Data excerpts

:::::

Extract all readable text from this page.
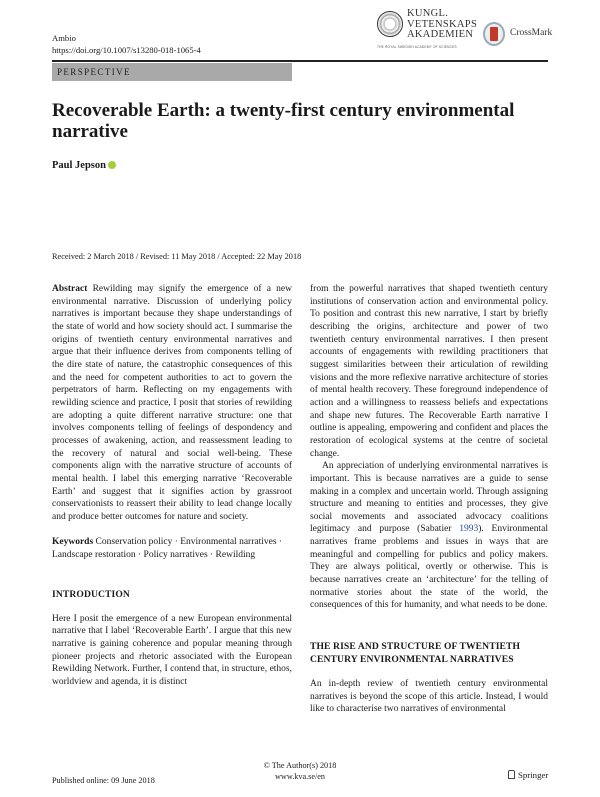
Ambio
https://doi.org/10.1007/s13280-018-1065-4
KUNGL.
VETENSKAPS
AKADEMIEN
THE ROYAL SWEDISH ACADEMY OF SCIENCES
CrossMark
PERSPECTIVE
Recoverable Earth: a twenty-first century environmental narrative
Paul Jepson
Received: 2 March 2018 / Revised: 11 May 2018 / Accepted: 22 May 2018

Abstract Rewilding may signify the emergence of a new environmental narrative. Discussion of underlying policy narratives is important because they shape understandings of the state of world and how society should act. I summarise the origins of twentieth century environmental narratives and argue that their influence derives from components telling of the dire state of nature, the catastrophic consequences of this and the need for competent authorities to act to govern the perpetrators of harm. Reflecting on my engagements with rewilding science and practice, I posit that stories of rewilding are adopting a quite different narrative structure: one that involves components telling of feelings of despondency and processes of awakening, action, and reassessment leading to the recovery of natural and social well-being. These components align with the narrative structure of accounts of mental health. I label this emerging narrative ‘Recoverable Earth’ and suggest that it signifies action by grassroot conservationists to reassert their ability to lead change locally and produce better outcomes for nature and society.

Keywords Conservation policy · Environmental narratives · Landscape restoration · Policy narratives · Rewilding

INTRODUCTION

Here I posit the emergence of a new European environmental narrative that I label ‘Recoverable Earth’. I argue that this new narrative is gaining coherence and popular meaning through pioneer projects and rhetoric associated with the European Rewilding Network. Further, I contend that, in structure, ethos, worldview and agenda, it is distinct

from the powerful narratives that shaped twentieth century institutions of conservation action and environmental policy. To position and contrast this new narrative, I start by briefly describing the origins, architecture and power of two twentieth century environmental narratives. I then present accounts of engagements with rewilding practitioners that suggest similarities between their articulation of rewilding visions and the more reflexive narrative architecture of stories of mental health recovery. These foreground independence of action and a willingness to reassess beliefs and expectations and shape new futures. The Recoverable Earth narrative I outline is appealing, empowering and confident and places the restoration of ecological systems at the centre of societal change.

An appreciation of underlying environmental narratives is important. This is because narratives are a guide to sense making in a complex and uncertain world. Through assigning structure and meaning to entities and processes, they give social movements and associated advocacy coalitions legitimacy and purpose (Sabatier 1993). Environmental narratives frame problems and issues in ways that are meaningful and compelling for publics and policy makers. They are always political, overtly or otherwise. This is because narratives create an ‘architecture’ for the telling of normative stories about the state of the world, the consequences of this for humanity, and what needs to be done.

THE RISE AND STRUCTURE OF TWENTIETH CENTURY ENVIRONMENTAL NARRATIVES

An in-depth review of twentieth century environmental narratives is beyond the scope of this article. Instead, I would like to characterise two narratives of environmental

Published online: 09 June 2018
© The Author(s) 2018
www.kva.se/en	Springer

:::::

AIM OF THE EXERCISE: Make an exact copy of every record, pictures excluded.

TASK SOLUTION:
Extract all readable text from this page.
Ambio
https://doi.org/10.1007/s13280-018-1065-4
KUNGL.
VETENSKAPS
AKADEMIEN
THE ROYAL SWEDISH ACADEMY OF SCIENCES
CrossMark
PERSPECTIVE
Recoverable Earth: a twenty-first century environmental narrative
Paul Jepson
Received: 2 March 2018 / Revised: 11 May 2018 / Accepted: 22 May 2018

Abstract Rewilding may signify the emergence of a new environmental narrative. Discussion of underlying policy narratives is important because they shape understandings of the state of world and how society should act. I summarise the origins of twentieth century environmental narratives and argue that their influence derives from components telling of the dire state of nature, the catastrophic consequences of this and the need for competent authorities to act to govern the perpetrators of harm. Reflecting on my engagements with rewilding science and practice, I posit that stories of rewilding are adopting a quite different narrative structure: one that involves components telling of feelings of despondency and processes of awakening, action, and reassessment leading to the recovery of natural and social well-being. These components align with the narrative structure of accounts of mental health. I label this emerging narrative ‘Recoverable Earth’ and suggest that it signifies action by grassroot conservationists to reassert their ability to lead change locally and produce better outcomes for nature and society.

Keywords Conservation policy · Environmental narratives · Landscape restoration · Policy narratives · Rewilding

INTRODUCTION

Here I posit the emergence of a new European environmental narrative that I label ‘Recoverable Earth’. I argue that this new narrative is gaining coherence and popular meaning through pioneer projects and rhetoric associated with the European Rewilding Network. Further, I contend that, in structure, ethos, worldview and agenda, it is distinct

from the powerful narratives that shaped twentieth century institutions of conservation action and environmental policy. To position and contrast this new narrative, I start by briefly describing the origins, architecture and power of two twentieth century environmental narratives. I then present accounts of engagements with rewilding practitioners that suggest similarities between their articulation of rewilding visions and the more reflexive narrative architecture of stories of mental health recovery. These foreground independence of action and a willingness to reassess beliefs and expectations and shape new futures. The Recoverable Earth narrative I outline is appealing, empowering and confident and places the restoration of ecological systems at the centre of societal change.

An appreciation of underlying environmental narratives is important. This is because narratives are a guide to sense making in a complex and uncertain world. Through assigning structure and meaning to entities and processes, they give social movements and associated advocacy coalitions legitimacy and purpose (Sabatier 1993). Environmental narratives frame problems and issues in ways that are meaningful and compelling for publics and policy makers. They are always political, overtly or otherwise. This is because narratives create an ‘architecture’ for the telling of normative stories about the state of the world, the consequences of this for humanity, and what needs to be done.

THE RISE AND STRUCTURE OF TWENTIETH CENTURY ENVIRONMENTAL NARRATIVES

An in-depth review of twentieth century environmental narratives is beyond the scope of this article. Instead, I would like to characterise two narratives of environmental

Published online: 09 June 2018
© The Author(s) 2018
www.kva.se/en	Springer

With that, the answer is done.